-- Start of Supplied information --
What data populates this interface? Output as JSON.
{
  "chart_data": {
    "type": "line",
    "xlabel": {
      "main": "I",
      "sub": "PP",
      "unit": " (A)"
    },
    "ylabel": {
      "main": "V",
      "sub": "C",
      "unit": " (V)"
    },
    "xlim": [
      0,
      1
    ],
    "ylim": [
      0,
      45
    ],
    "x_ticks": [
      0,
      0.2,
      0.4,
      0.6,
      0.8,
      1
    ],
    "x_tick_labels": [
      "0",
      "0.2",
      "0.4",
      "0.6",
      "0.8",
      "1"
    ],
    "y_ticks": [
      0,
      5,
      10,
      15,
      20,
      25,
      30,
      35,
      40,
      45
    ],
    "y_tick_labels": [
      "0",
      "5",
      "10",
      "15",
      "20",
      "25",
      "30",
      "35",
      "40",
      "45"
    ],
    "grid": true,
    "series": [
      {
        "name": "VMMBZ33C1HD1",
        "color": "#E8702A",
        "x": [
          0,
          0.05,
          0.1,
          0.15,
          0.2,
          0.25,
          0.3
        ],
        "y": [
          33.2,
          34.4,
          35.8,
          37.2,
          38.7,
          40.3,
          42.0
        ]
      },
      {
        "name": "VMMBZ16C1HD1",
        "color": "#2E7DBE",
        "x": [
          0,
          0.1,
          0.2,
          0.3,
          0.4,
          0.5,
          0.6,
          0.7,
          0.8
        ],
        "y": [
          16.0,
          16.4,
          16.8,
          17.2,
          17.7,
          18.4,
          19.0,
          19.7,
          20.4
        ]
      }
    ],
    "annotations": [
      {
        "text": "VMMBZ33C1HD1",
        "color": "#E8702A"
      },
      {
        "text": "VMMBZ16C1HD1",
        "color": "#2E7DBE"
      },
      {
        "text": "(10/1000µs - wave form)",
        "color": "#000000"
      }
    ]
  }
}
-- End of Supplied information --
» What is asked:
Extract the full listing above without alteration.

» Final answer:
What data populates this interface? Output as JSON.
{
  "chart_data": {
    "type": "line",
    "xlabel": {
      "main": "I",
      "sub": "PP",
      "unit": " (A)"
    },
    "ylabel": {
      "main": "V",
      "sub": "C",
      "unit": " (V)"
    },
    "xlim": [
      0,
      1
    ],
    "ylim": [
      0,
      45
    ],
    "x_ticks": [
      0,
      0.2,
      0.4,
      0.6,
      0.8,
      1
    ],
    "x_tick_labels": [
      "0",
      "0.2",
      "0.4",
      "0.6",
      "0.8",
      "1"
    ],
    "y_ticks": [
      0,
      5,
      10,
      15,
      20,
      25,
      30,
      35,
      40,
      45
    ],
    "y_tick_labels": [
      "0",
      "5",
      "10",
      "15",
      "20",
      "25",
      "30",
      "35",
      "40",
      "45"
    ],
    "grid": true,
    "series": [
      {
        "name": "VMMBZ33C1HD1",
        "color": "#E8702A",
        "x": [
          0,
          0.05,
          0.1,
          0.15,
          0.2,
          0.25,
          0.3
        ],
        "y": [
          33.2,
          34.4,
          35.8,
          37.2,
          38.7,
          40.3,
          42.0
        ]
      },
      {
        "name": "VMMBZ16C1HD1",
        "color": "#2E7DBE",
        "x": [
          0,
          0.1,
          0.2,
          0.3,
          0.4,
          0.5,
          0.6,
          0.7,
          0.8
        ],
        "y": [
          16.0,
          16.4,
          16.8,
          17.2,
          17.7,
          18.4,
          19.0,
          19.7,
          20.4
        ]
      }
    ],
    "annotations": [
      {
        "text": "VMMBZ33C1HD1",
        "color": "#E8702A"
      },
      {
        "text": "VMMBZ16C1HD1",
        "color": "#2E7DBE"
      },
      {
        "text": "(10/1000µs - wave form)",
        "color": "#000000"
      }
    ]
  }
}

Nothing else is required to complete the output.